:: MATERIAL

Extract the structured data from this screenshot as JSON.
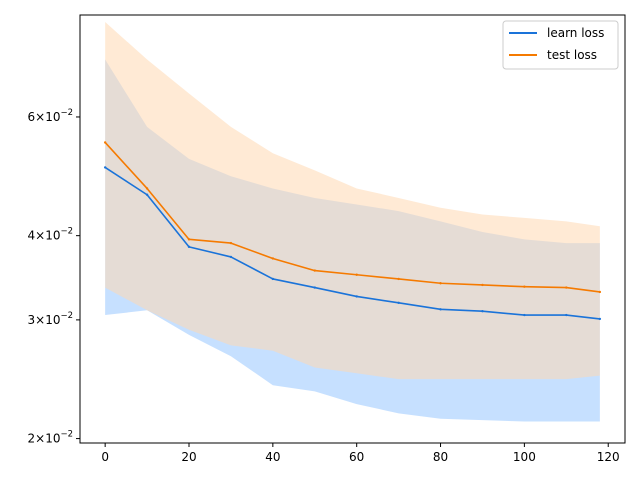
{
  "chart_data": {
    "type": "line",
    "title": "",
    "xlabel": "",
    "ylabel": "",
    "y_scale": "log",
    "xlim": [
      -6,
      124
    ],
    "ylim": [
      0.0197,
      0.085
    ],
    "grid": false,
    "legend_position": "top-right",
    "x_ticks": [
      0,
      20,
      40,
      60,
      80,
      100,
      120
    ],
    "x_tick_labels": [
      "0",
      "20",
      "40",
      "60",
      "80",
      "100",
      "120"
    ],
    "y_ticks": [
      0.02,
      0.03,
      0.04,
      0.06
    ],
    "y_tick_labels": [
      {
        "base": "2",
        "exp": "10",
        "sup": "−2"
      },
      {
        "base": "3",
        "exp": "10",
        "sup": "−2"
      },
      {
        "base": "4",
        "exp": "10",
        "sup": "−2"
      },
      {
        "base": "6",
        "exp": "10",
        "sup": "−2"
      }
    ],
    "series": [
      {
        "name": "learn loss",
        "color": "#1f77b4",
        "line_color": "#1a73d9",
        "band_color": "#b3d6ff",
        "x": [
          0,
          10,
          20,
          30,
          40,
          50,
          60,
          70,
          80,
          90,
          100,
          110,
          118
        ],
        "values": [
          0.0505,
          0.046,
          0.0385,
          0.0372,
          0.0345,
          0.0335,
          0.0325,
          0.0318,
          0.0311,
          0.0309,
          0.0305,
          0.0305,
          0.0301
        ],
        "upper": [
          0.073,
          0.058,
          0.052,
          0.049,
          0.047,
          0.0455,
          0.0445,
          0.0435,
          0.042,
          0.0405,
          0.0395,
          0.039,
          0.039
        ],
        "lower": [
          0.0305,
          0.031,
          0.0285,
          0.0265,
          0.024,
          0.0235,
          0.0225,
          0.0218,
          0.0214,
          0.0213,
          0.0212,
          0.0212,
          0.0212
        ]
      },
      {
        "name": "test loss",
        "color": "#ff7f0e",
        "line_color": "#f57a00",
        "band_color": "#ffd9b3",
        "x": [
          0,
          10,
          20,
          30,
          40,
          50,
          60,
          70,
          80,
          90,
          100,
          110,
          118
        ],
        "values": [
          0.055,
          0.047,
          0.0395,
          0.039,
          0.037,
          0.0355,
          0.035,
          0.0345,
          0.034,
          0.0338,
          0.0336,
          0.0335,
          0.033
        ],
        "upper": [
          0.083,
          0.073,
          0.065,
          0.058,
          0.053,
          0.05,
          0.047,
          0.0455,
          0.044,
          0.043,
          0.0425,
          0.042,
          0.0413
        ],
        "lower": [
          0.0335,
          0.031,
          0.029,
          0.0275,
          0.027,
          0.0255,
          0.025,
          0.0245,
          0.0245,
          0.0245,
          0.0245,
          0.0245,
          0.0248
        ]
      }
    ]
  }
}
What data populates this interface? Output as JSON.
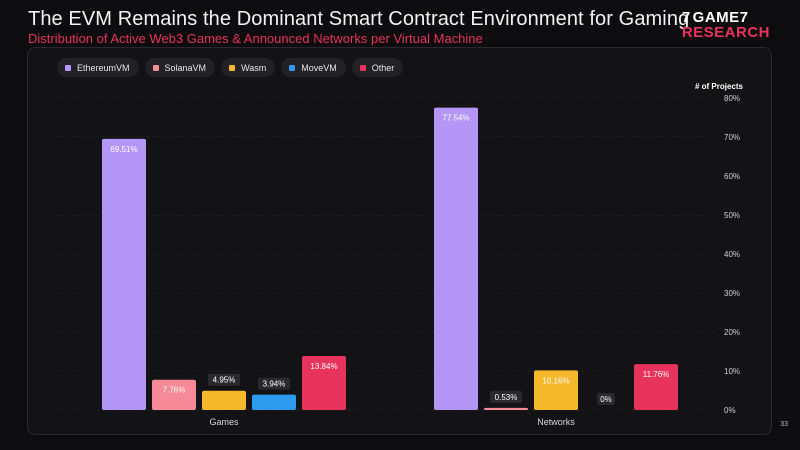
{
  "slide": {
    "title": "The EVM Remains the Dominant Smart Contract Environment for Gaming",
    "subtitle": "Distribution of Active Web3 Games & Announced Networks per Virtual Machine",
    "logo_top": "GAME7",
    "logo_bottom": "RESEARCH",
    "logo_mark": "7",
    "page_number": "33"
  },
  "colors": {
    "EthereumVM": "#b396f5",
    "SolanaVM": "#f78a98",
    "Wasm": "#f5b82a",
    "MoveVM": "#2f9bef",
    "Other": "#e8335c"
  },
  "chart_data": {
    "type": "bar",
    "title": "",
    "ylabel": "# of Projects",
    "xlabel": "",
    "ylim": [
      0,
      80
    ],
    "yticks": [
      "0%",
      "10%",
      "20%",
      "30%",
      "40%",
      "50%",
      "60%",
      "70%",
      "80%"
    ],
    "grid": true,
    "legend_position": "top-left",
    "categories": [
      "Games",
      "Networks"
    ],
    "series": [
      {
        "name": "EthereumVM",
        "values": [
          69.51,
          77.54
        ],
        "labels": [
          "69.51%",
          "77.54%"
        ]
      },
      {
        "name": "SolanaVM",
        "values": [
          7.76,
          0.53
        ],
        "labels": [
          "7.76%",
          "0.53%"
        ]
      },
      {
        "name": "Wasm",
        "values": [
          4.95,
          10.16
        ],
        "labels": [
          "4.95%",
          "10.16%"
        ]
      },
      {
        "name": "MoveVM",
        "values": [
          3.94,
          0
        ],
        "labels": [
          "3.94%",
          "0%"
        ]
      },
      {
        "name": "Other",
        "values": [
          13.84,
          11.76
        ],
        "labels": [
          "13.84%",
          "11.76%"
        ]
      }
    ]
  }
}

::::

■ PROBLEM STATEMENT
Omitting all images, retype each line of the records precisely.

■ RESULT
Extract the structured data from this screenshot as JSON.
{
  "chart_data": {
    "type": "line",
    "title": "",
    "xlabel": "",
    "ylabel": "",
    "y_scale": "log",
    "xlim": [
      -6,
      124
    ],
    "ylim": [
      0.0197,
      0.085
    ],
    "grid": false,
    "legend_position": "top-right",
    "x_ticks": [
      0,
      20,
      40,
      60,
      80,
      100,
      120
    ],
    "x_tick_labels": [
      "0",
      "20",
      "40",
      "60",
      "80",
      "100",
      "120"
    ],
    "y_ticks": [
      0.02,
      0.03,
      0.04,
      0.06
    ],
    "y_tick_labels": [
      {
        "base": "2",
        "exp": "10",
        "sup": "−2"
      },
      {
        "base": "3",
        "exp": "10",
        "sup": "−2"
      },
      {
        "base": "4",
        "exp": "10",
        "sup": "−2"
      },
      {
        "base": "6",
        "exp": "10",
        "sup": "−2"
      }
    ],
    "series": [
      {
        "name": "learn loss",
        "color": "#1f77b4",
        "line_color": "#1a73d9",
        "band_color": "#b3d6ff",
        "x": [
          0,
          10,
          20,
          30,
          40,
          50,
          60,
          70,
          80,
          90,
          100,
          110,
          118
        ],
        "values": [
          0.0505,
          0.046,
          0.0385,
          0.0372,
          0.0345,
          0.0335,
          0.0325,
          0.0318,
          0.0311,
          0.0309,
          0.0305,
          0.0305,
          0.0301
        ],
        "upper": [
          0.073,
          0.058,
          0.052,
          0.049,
          0.047,
          0.0455,
          0.0445,
          0.0435,
          0.042,
          0.0405,
          0.0395,
          0.039,
          0.039
        ],
        "lower": [
          0.0305,
          0.031,
          0.0285,
          0.0265,
          0.024,
          0.0235,
          0.0225,
          0.0218,
          0.0214,
          0.0213,
          0.0212,
          0.0212,
          0.0212
        ]
      },
      {
        "name": "test loss",
        "color": "#ff7f0e",
        "line_color": "#f57a00",
        "band_color": "#ffd9b3",
        "x": [
          0,
          10,
          20,
          30,
          40,
          50,
          60,
          70,
          80,
          90,
          100,
          110,
          118
        ],
        "values": [
          0.055,
          0.047,
          0.0395,
          0.039,
          0.037,
          0.0355,
          0.035,
          0.0345,
          0.034,
          0.0338,
          0.0336,
          0.0335,
          0.033
        ],
        "upper": [
          0.083,
          0.073,
          0.065,
          0.058,
          0.053,
          0.05,
          0.047,
          0.0455,
          0.044,
          0.043,
          0.0425,
          0.042,
          0.0413
        ],
        "lower": [
          0.0335,
          0.031,
          0.029,
          0.0275,
          0.027,
          0.0255,
          0.025,
          0.0245,
          0.0245,
          0.0245,
          0.0245,
          0.0245,
          0.0248
        ]
      }
    ]
  }
}
What data populates this interface? Output as JSON.
{
  "slide": {
    "title": "The EVM Remains the Dominant Smart Contract Environment for Gaming",
    "subtitle": "Distribution of Active Web3 Games & Announced Networks per Virtual Machine",
    "logo_top": "GAME7",
    "logo_bottom": "RESEARCH",
    "logo_mark": "7",
    "page_number": "33"
  },
  "colors": {
    "EthereumVM": "#b396f5",
    "SolanaVM": "#f78a98",
    "Wasm": "#f5b82a",
    "MoveVM": "#2f9bef",
    "Other": "#e8335c"
  },
  "chart_data": {
    "type": "bar",
    "title": "",
    "ylabel": "# of Projects",
    "xlabel": "",
    "ylim": [
      0,
      80
    ],
    "yticks": [
      "0%",
      "10%",
      "20%",
      "30%",
      "40%",
      "50%",
      "60%",
      "70%",
      "80%"
    ],
    "grid": true,
    "legend_position": "top-left",
    "categories": [
      "Games",
      "Networks"
    ],
    "series": [
      {
        "name": "EthereumVM",
        "values": [
          69.51,
          77.54
        ],
        "labels": [
          "69.51%",
          "77.54%"
        ]
      },
      {
        "name": "SolanaVM",
        "values": [
          7.76,
          0.53
        ],
        "labels": [
          "7.76%",
          "0.53%"
        ]
      },
      {
        "name": "Wasm",
        "values": [
          4.95,
          10.16
        ],
        "labels": [
          "4.95%",
          "10.16%"
        ]
      },
      {
        "name": "MoveVM",
        "values": [
          3.94,
          0
        ],
        "labels": [
          "3.94%",
          "0%"
        ]
      },
      {
        "name": "Other",
        "values": [
          13.84,
          11.76
        ],
        "labels": [
          "13.84%",
          "11.76%"
        ]
      }
    ]
  }
}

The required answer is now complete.